▶ _Problem statement_
Repeat each entry as written and leave the images out of the copy.

▶ _Records to process_
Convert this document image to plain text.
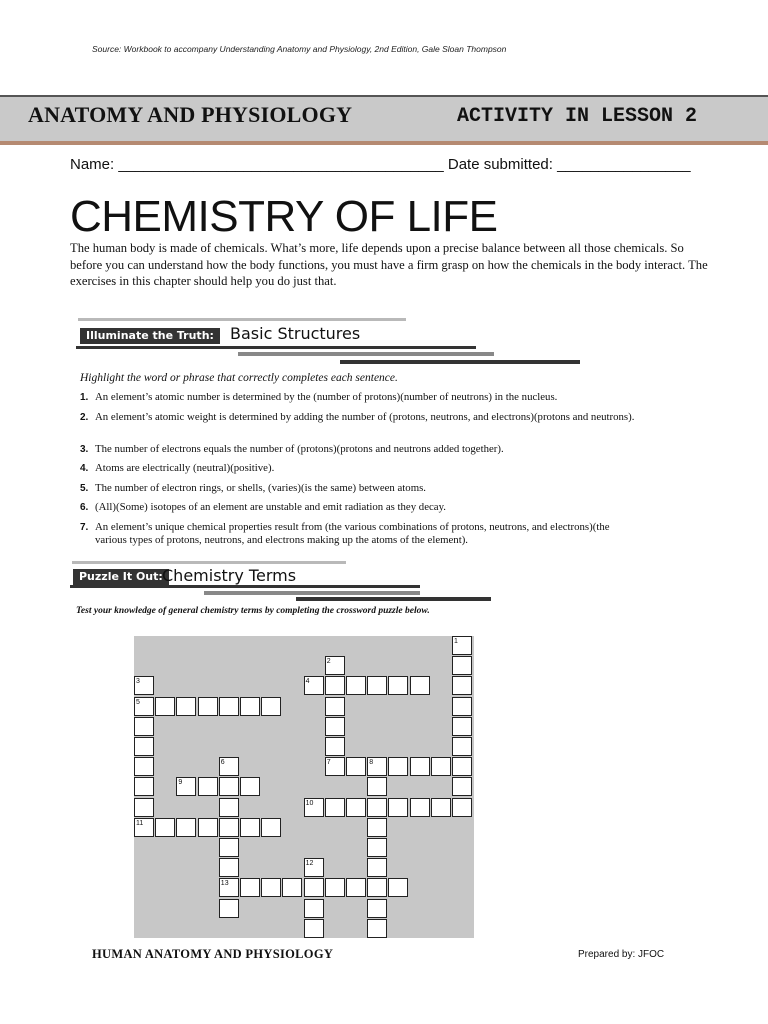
Source: Workbook to accompany Understanding Anatomy and Physiology, 2nd Edition, Gale Sloan Thompson
ANATOMY AND PHYSIOLOGY	ACTIVITY IN LESSON 2
Name: _______________________________________ Date submitted: ________________
CHEMISTRY OF LIFE
The human body is made of chemicals. What’s more, life depends upon a precise balance between all those chemicals. So before you can understand how the body functions, you must have a firm grasp on how the chemicals in the body interact. The exercises in this chapter should help you do just that.
Illuminate the Truth:	Basic Structures
Highlight the word or phrase that correctly completes each sentence.
1. An element’s atomic number is determined by the (number of protons)(number of neutrons) in the nucleus.
2. An element’s atomic weight is determined by adding the number of (protons, neutrons, and electrons)(protons and neutrons).
3. The number of electrons equals the number of (protons)(protons and neutrons added together).
4. Atoms are electrically (neutral)(positive).
5. The number of electron rings, or shells, (varies)(is the same) between atoms.
6. (All)(Some) isotopes of an element are unstable and emit radiation as they decay.
7. An element’s unique chemical properties result from (the various combinations of protons, neutrons, and electrons)(the various types of protons, neutrons, and electrons making up the atoms of the element).
Puzzle It Out: Chemistry Terms
Test your knowledge of general chemistry terms by completing the crossword puzzle below.
1
2
3	4
5
6	7	8
9
10
11
12
13
HUMAN ANATOMY AND PHYSIOLOGY	Prepared by: JFOC
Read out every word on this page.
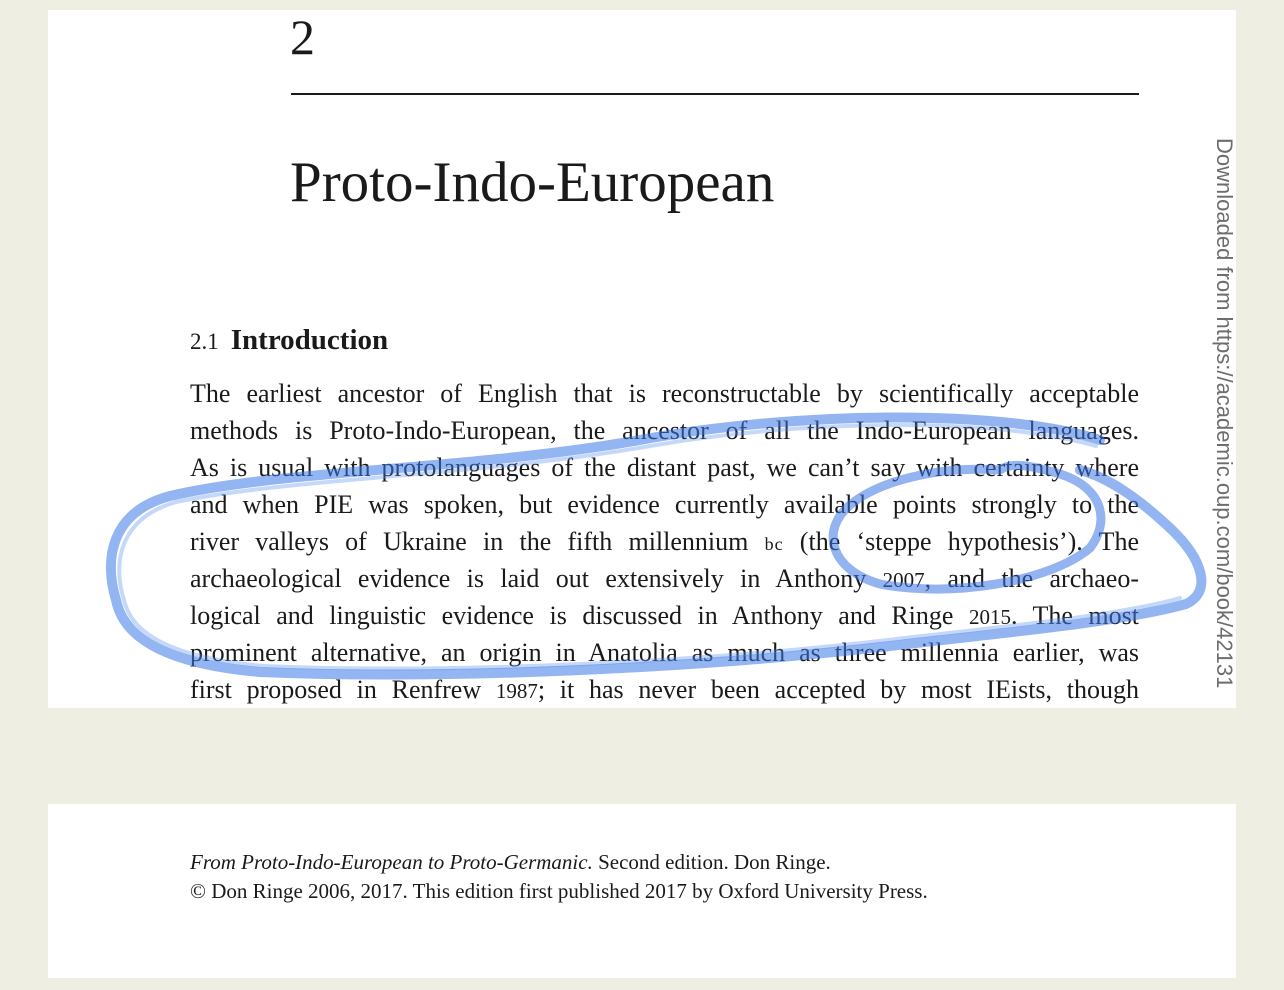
2
Proto-Indo-European
2.1 Introduction
The earliest ancestor of English that is reconstructable by scientifically acceptable
methods is Proto-Indo-European, the ancestor of all the Indo-European languages.
As is usual with protolanguages of the distant past, we can’t say with certainty where
and when PIE was spoken, but evidence currently available points strongly to the
river valleys of Ukraine in the fifth millennium bc (the ‘steppe hypothesis’). The
archaeological evidence is laid out extensively in Anthony 2007, and the archaeo-
logical and linguistic evidence is discussed in Anthony and Ringe 2015. The most
prominent alternative, an origin in Anatolia as much as three millennia earlier, was
first proposed in Renfrew 1987; it has never been accepted by most IEists, though
Downloaded from https://academic.oup.com/book/42131
From Proto-Indo-European to Proto-Germanic. Second edition. Don Ringe.
© Don Ringe 2006, 2017. This edition first published 2017 by Oxford University Press.
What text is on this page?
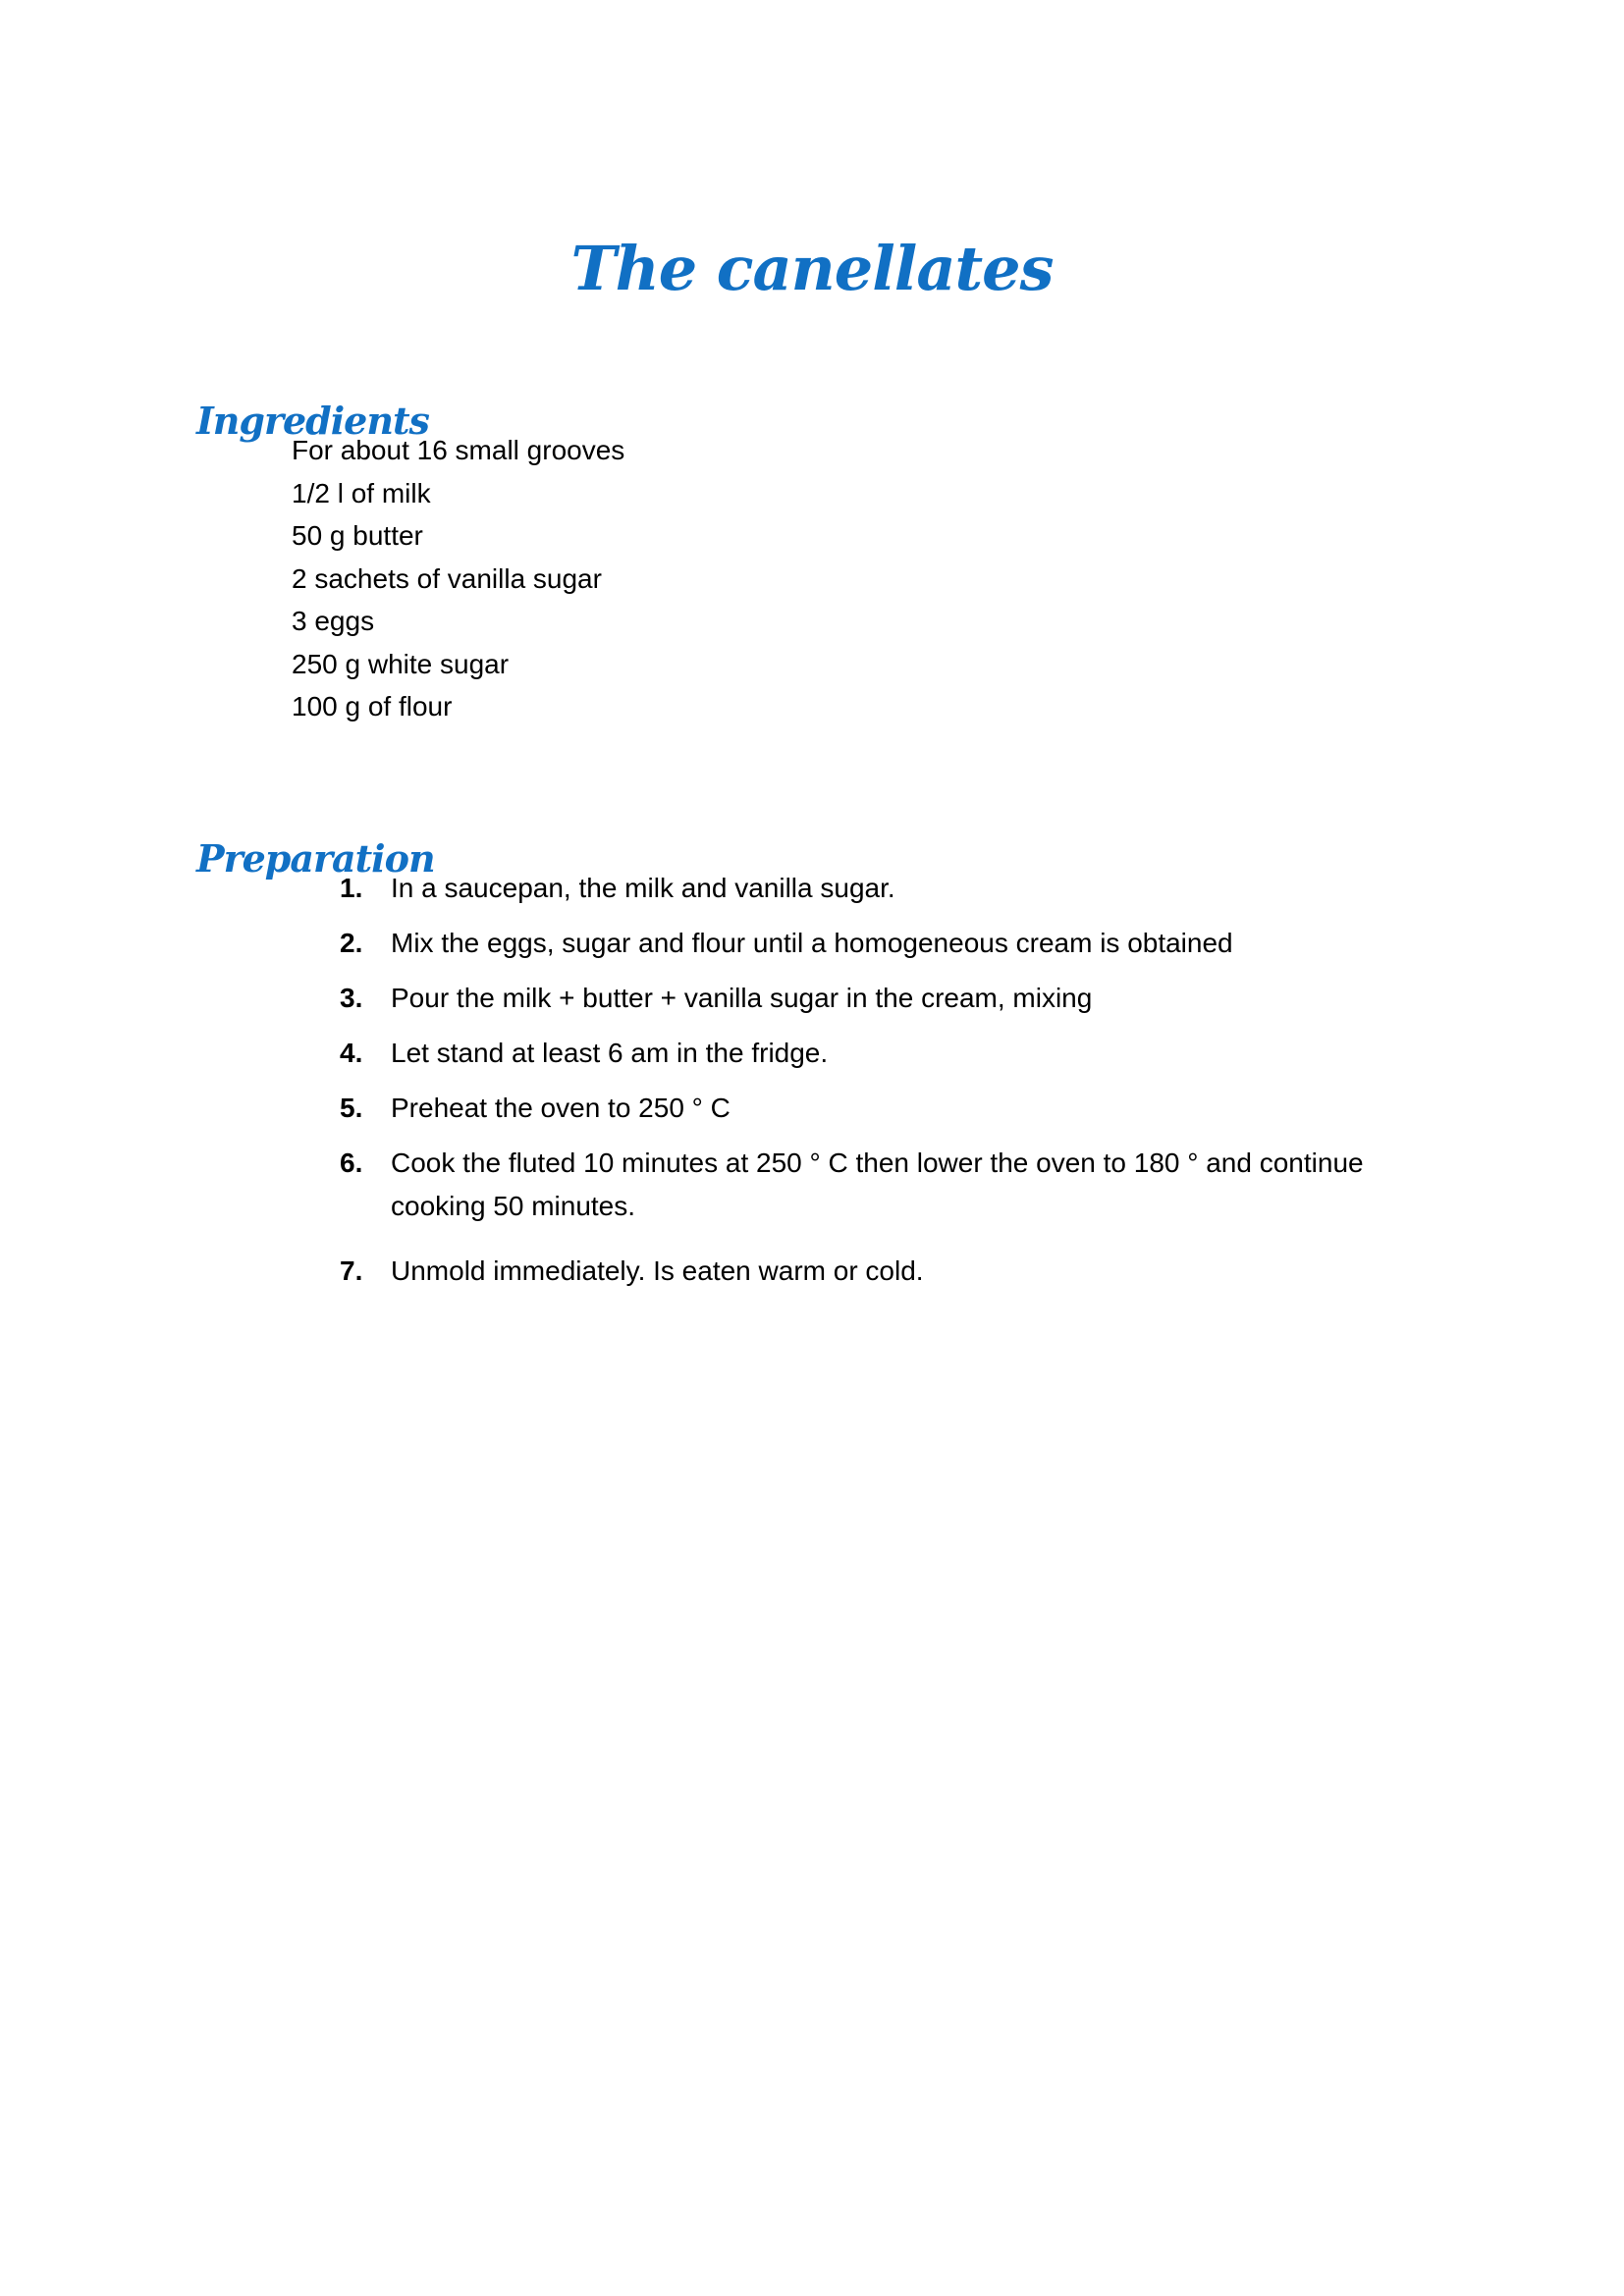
The canellates
Ingredients
For about 16 small grooves
1/2 l of milk
50 g butter
2 sachets of vanilla sugar
3 eggs
250 g white sugar
100 g of flour
Preparation
1.	In a saucepan, the milk and vanilla sugar.
2.	Mix the eggs, sugar and flour until a homogeneous cream is obtained
3.	Pour the milk + butter + vanilla sugar in the cream, mixing
4.	Let stand at least 6 am in the fridge.
5.	Preheat the oven to 250 ° C
6.	Cook the fluted 10 minutes at 250 ° C then lower the oven to 180 ° and continue cooking 50 minutes.
7.	Unmold immediately. Is eaten warm or cold.
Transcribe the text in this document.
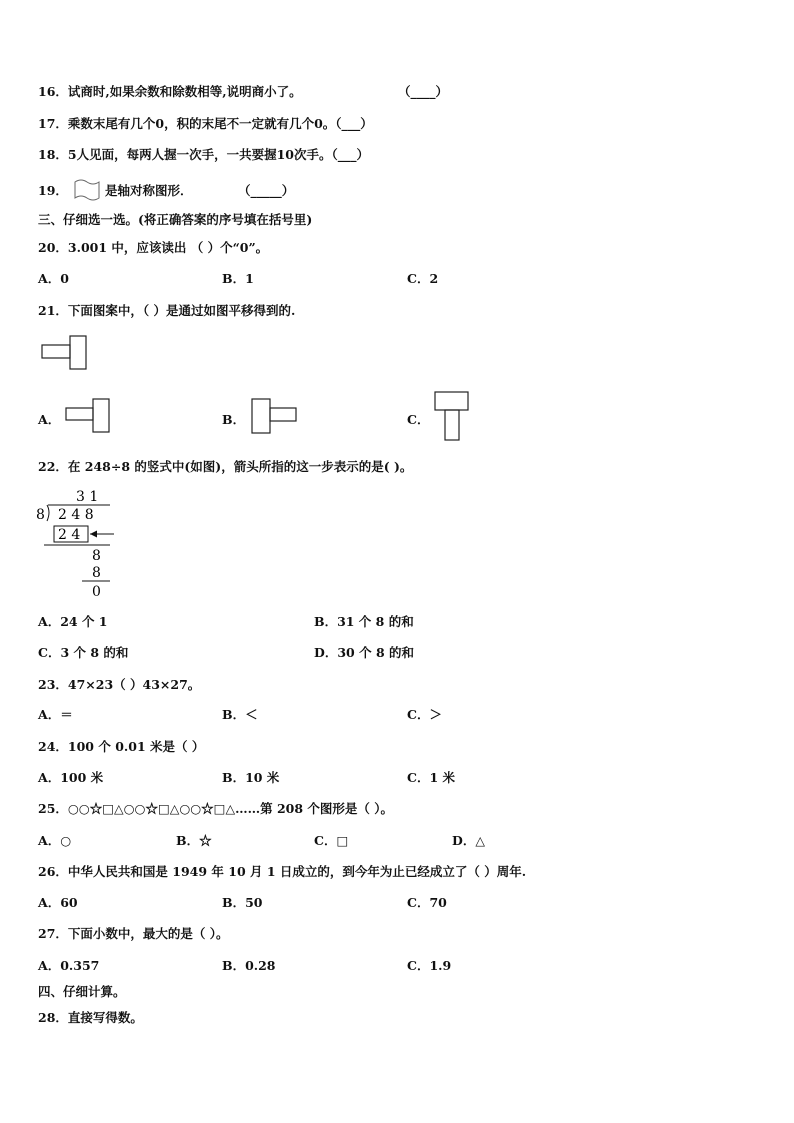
16．试商时,如果余数和除数相等,说明商小了。	（____）
17．乘数末尾有几个0，积的末尾不一定就有几个0。（___）
18．5人见面，每两人握一次手，一共要握10次手。（___）
19．	是轴对称图形．	（_____）
三、仔细选一选。(将正确答案的序号填在括号里)
20．3.001 中，应该读出 （ ）个“0”。
A．0	B．1	C．2
21．下面图案中，（ ）是通过如图平移得到的.
A．	B．	C．
22．在 248÷8 的竖式中(如图)，箭头所指的这一步表示的是( )。
3 1
8 2 4 8
2 4
8
8
0
A．24 个 1	B．31 个 8 的和
C．3 个 8 的和	D．30 个 8 的和
23．47×23（ ）43×27。
A．＝	B．＜	C．＞
24．100 个 0.01 米是（ ）
A．100 米	B．10 米	C．1 米
25．○○☆□△○○☆□△○○☆□△……第 208 个图形是（ ）。
A．○	B．☆	C．□	D．△
26．中华人民共和国是 1949 年 10 月 1 日成立的，到今年为止已经成立了（ ）周年.
A．60	B．50	C．70
27．下面小数中，最大的是（ ）。
A．0.357	B．0.28	C．1.9
四、仔细计算。
28．直接写得数。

▶ _Exercise solution_
Convert this document image to plain text.
Source: Workbook to accompany Understanding Anatomy and Physiology, 2nd Edition, Gale Sloan Thompson
ANATOMY AND PHYSIOLOGY	ACTIVITY IN LESSON 2
Name: _______________________________________ Date submitted: ________________
CHEMISTRY OF LIFE
The human body is made of chemicals. What’s more, life depends upon a precise balance between all those chemicals. So before you can understand how the body functions, you must have a firm grasp on how the chemicals in the body interact. The exercises in this chapter should help you do just that.
Illuminate the Truth:	Basic Structures
Highlight the word or phrase that correctly completes each sentence.
1. An element’s atomic number is determined by the (number of protons)(number of neutrons) in the nucleus.
2. An element’s atomic weight is determined by adding the number of (protons, neutrons, and electrons)(protons and neutrons).
3. The number of electrons equals the number of (protons)(protons and neutrons added together).
4. Atoms are electrically (neutral)(positive).
5. The number of electron rings, or shells, (varies)(is the same) between atoms.
6. (All)(Some) isotopes of an element are unstable and emit radiation as they decay.
7. An element’s unique chemical properties result from (the various combinations of protons, neutrons, and electrons)(the various types of protons, neutrons, and electrons making up the atoms of the element).
Puzzle It Out: Chemistry Terms
Test your knowledge of general chemistry terms by completing the crossword puzzle below.
1
2
3	4
5
6	7	8
9
10
11
12
13
HUMAN ANATOMY AND PHYSIOLOGY	Prepared by: JFOC
Read out every word on this page.
2
Proto-Indo-European
2.1 Introduction
The earliest ancestor of English that is reconstructable by scientifically acceptable
methods is Proto-Indo-European, the ancestor of all the Indo-European languages.
As is usual with protolanguages of the distant past, we can’t say with certainty where
and when PIE was spoken, but evidence currently available points strongly to the
river valleys of Ukraine in the fifth millennium bc (the ‘steppe hypothesis’). The
archaeological evidence is laid out extensively in Anthony 2007, and the archaeo-
logical and linguistic evidence is discussed in Anthony and Ringe 2015. The most
prominent alternative, an origin in Anatolia as much as three millennia earlier, was
first proposed in Renfrew 1987; it has never been accepted by most IEists, though
Downloaded from https://academic.oup.com/book/42131
From Proto-Indo-European to Proto-Germanic. Second edition. Don Ringe.
© Don Ringe 2006, 2017. This edition first published 2017 by Oxford University Press.
What text is on this page?
The canellates
Ingredients
For about 16 small grooves
1/2 l of milk
50 g butter
2 sachets of vanilla sugar
3 eggs
250 g white sugar
100 g of flour
Preparation
1.	In a saucepan, the milk and vanilla sugar.
2.	Mix the eggs, sugar and flour until a homogeneous cream is obtained
3.	Pour the milk + butter + vanilla sugar in the cream, mixing
4.	Let stand at least 6 am in the fridge.
5.	Preheat the oven to 250 ° C
6.	Cook the fluted 10 minutes at 250 ° C then lower the oven to 180 ° and continue cooking 50 minutes.
7.	Unmold immediately. Is eaten warm or cold.
Transcribe the text in this document.
16．试商时,如果余数和除数相等,说明商小了。	（____）
17．乘数末尾有几个0，积的末尾不一定就有几个0。（___）
18．5人见面，每两人握一次手，一共要握10次手。（___）
19．	是轴对称图形．	（_____）
三、仔细选一选。(将正确答案的序号填在括号里)
20．3.001 中，应该读出 （ ）个“0”。
A．0	B．1	C．2
21．下面图案中，（ ）是通过如图平移得到的.
A．	B．	C．
22．在 248÷8 的竖式中(如图)，箭头所指的这一步表示的是( )。
3 1
8 2 4 8
2 4
8
8
0
A．24 个 1	B．31 个 8 的和
C．3 个 8 的和	D．30 个 8 的和
23．47×23（ ）43×27。
A．＝	B．＜	C．＞
24．100 个 0.01 米是（ ）
A．100 米	B．10 米	C．1 米
25．○○☆□△○○☆□△○○☆□△……第 208 个图形是（ ）。
A．○	B．☆	C．□	D．△
26．中华人民共和国是 1949 年 10 月 1 日成立的，到今年为止已经成立了（ ）周年.
A．60	B．50	C．70
27．下面小数中，最大的是（ ）。
A．0.357	B．0.28	C．1.9
四、仔细计算。
28．直接写得数。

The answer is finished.